**What to work on**
Write the entries out again exactly as they stand, but without the pictures.

———

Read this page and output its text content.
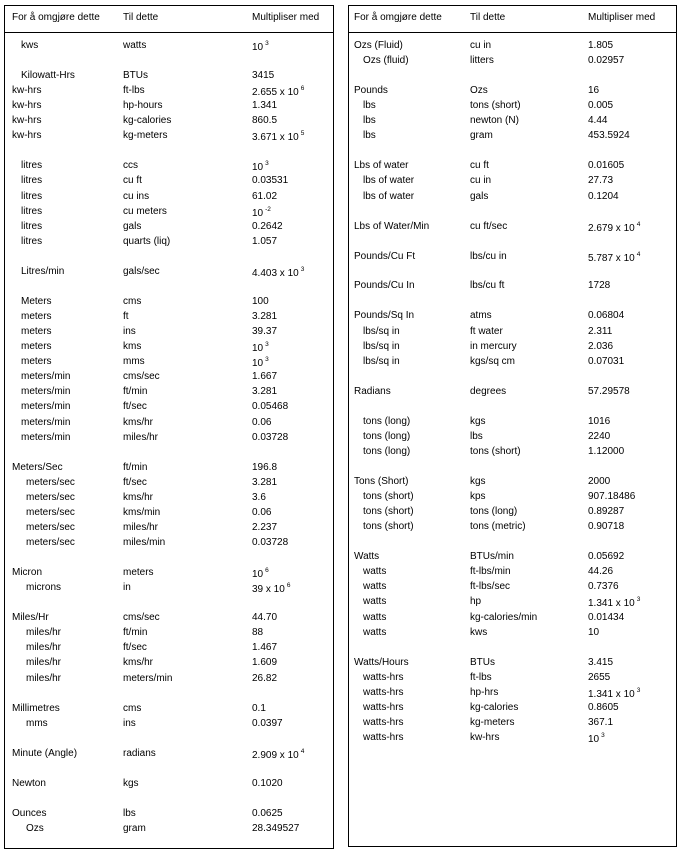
For å omgjøre dette Til dette	Multipliser med
kws	watts	10 $^3$
Kilowatt-Hrs	BTUs	3415
kw-hrs	ft-lbs	2.655 x 10 $^6$
kw-hrs	hp-hours	1.341
kw-hrs	kg-calories	860.5
kw-hrs	kg-meters	3.671 x 10 $^5$
litres	ccs	10 $^3$
litres	cu ft	0.03531
litres	cu ins	61.02
litres	cu meters	10 $^{-2}$
litres	gals	0.2642
litres	quarts (liq)	1.057
Litres/min	gals/sec	4.403 x 10 $^3$
Meters	cms	100
meters	ft	3.281
meters	ins	39.37
meters	kms	10 $^3$
meters	mms	10 $^3$
meters/min	cms/sec	1.667
meters/min	ft/min	3.281
meters/min	ft/sec	0.05468
meters/min	kms/hr	0.06
meters/min	miles/hr	0.03728
Meters/Sec	ft/min	196.8
meters/sec	ft/sec	3.281
meters/sec	kms/hr	3.6
meters/sec	kms/min	0.06
meters/sec	miles/hr	2.237
meters/sec	miles/min	0.03728
Micron	meters	10 $^6$
microns	in	39 x 10 $^6$
Miles/Hr	cms/sec	44.70
miles/hr	ft/min	88
miles/hr	ft/sec	1.467
miles/hr	kms/hr	1.609
miles/hr	meters/min	26.82
Millimetres	cms	0.1
mms	ins	0.0397
Minute (Angle)	radians	2.909 x 10 $^4$
Newton	kgs	0.1020
Ounces	lbs	0.0625
Ozs	gram	28.349527
For å omgjøre dette	Til dette	Multipliser med
Ozs (Fluid)	cu in	1.805
Ozs (fluid)	litters	0.02957
Pounds	Ozs	16
lbs	tons (short)	0.005
lbs	newton (N)	4.44
lbs	gram	453.5924
Lbs of water	cu ft	0.01605
lbs of water	cu in	27.73
lbs of water	gals	0.1204
Lbs of Water/Min	cu ft/sec	2.679 x 10 $^4$
Pounds/Cu Ft	lbs/cu in	5.787 x 10 $^4$
Pounds/Cu In	lbs/cu ft	1728
Pounds/Sq In	atms	0.06804
lbs/sq in	ft water	2.311
lbs/sq in	in mercury	2.036
lbs/sq in	kgs/sq cm	0.07031
Radians	degrees	57.29578
tons (long)	kgs	1016
tons (long)	lbs	2240
tons (long)	tons (short)	1.12000
Tons (Short)	kgs	2000
tons (short)	kps	907.18486
tons (short)	tons (long)	0.89287
tons (short)	tons (metric)	0.90718
Watts	BTUs/min	0.05692
watts	ft-lbs/min	44.26
watts	ft-lbs/sec	0.7376
watts	hp	1.341 x 10 $^3$
watts	kg-calories/min	0.01434
watts	kws	10
Watts/Hours	BTUs	3.415
watts-hrs	ft-lbs	2655
watts-hrs	hp-hrs	1.341 x 10 $^3$
watts-hrs	kg-calories	0.8605
watts-hrs	kg-meters	367.1
watts-hrs	kw-hrs	10 $^3$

———

**Expected answer**
Read this page and output its text content.
For å omgjøre dette Til dette	Multipliser med
kws	watts	10 $^3$
Kilowatt-Hrs	BTUs	3415
kw-hrs	ft-lbs	2.655 x 10 $^6$
kw-hrs	hp-hours	1.341
kw-hrs	kg-calories	860.5
kw-hrs	kg-meters	3.671 x 10 $^5$
litres	ccs	10 $^3$
litres	cu ft	0.03531
litres	cu ins	61.02
litres	cu meters	10 $^{-2}$
litres	gals	0.2642
litres	quarts (liq)	1.057
Litres/min	gals/sec	4.403 x 10 $^3$
Meters	cms	100
meters	ft	3.281
meters	ins	39.37
meters	kms	10 $^3$
meters	mms	10 $^3$
meters/min	cms/sec	1.667
meters/min	ft/min	3.281
meters/min	ft/sec	0.05468
meters/min	kms/hr	0.06
meters/min	miles/hr	0.03728
Meters/Sec	ft/min	196.8
meters/sec	ft/sec	3.281
meters/sec	kms/hr	3.6
meters/sec	kms/min	0.06
meters/sec	miles/hr	2.237
meters/sec	miles/min	0.03728
Micron	meters	10 $^6$
microns	in	39 x 10 $^6$
Miles/Hr	cms/sec	44.70
miles/hr	ft/min	88
miles/hr	ft/sec	1.467
miles/hr	kms/hr	1.609
miles/hr	meters/min	26.82
Millimetres	cms	0.1
mms	ins	0.0397
Minute (Angle)	radians	2.909 x 10 $^4$
Newton	kgs	0.1020
Ounces	lbs	0.0625
Ozs	gram	28.349527
For å omgjøre dette	Til dette	Multipliser med
Ozs (Fluid)	cu in	1.805
Ozs (fluid)	litters	0.02957
Pounds	Ozs	16
lbs	tons (short)	0.005
lbs	newton (N)	4.44
lbs	gram	453.5924
Lbs of water	cu ft	0.01605
lbs of water	cu in	27.73
lbs of water	gals	0.1204
Lbs of Water/Min	cu ft/sec	2.679 x 10 $^4$
Pounds/Cu Ft	lbs/cu in	5.787 x 10 $^4$
Pounds/Cu In	lbs/cu ft	1728
Pounds/Sq In	atms	0.06804
lbs/sq in	ft water	2.311
lbs/sq in	in mercury	2.036
lbs/sq in	kgs/sq cm	0.07031
Radians	degrees	57.29578
tons (long)	kgs	1016
tons (long)	lbs	2240
tons (long)	tons (short)	1.12000
Tons (Short)	kgs	2000
tons (short)	kps	907.18486
tons (short)	tons (long)	0.89287
tons (short)	tons (metric)	0.90718
Watts	BTUs/min	0.05692
watts	ft-lbs/min	44.26
watts	ft-lbs/sec	0.7376
watts	hp	1.341 x 10 $^3$
watts	kg-calories/min	0.01434
watts	kws	10
Watts/Hours	BTUs	3.415
watts-hrs	ft-lbs	2655
watts-hrs	hp-hrs	1.341 x 10 $^3$
watts-hrs	kg-calories	0.8605
watts-hrs	kg-meters	367.1
watts-hrs	kw-hrs	10 $^3$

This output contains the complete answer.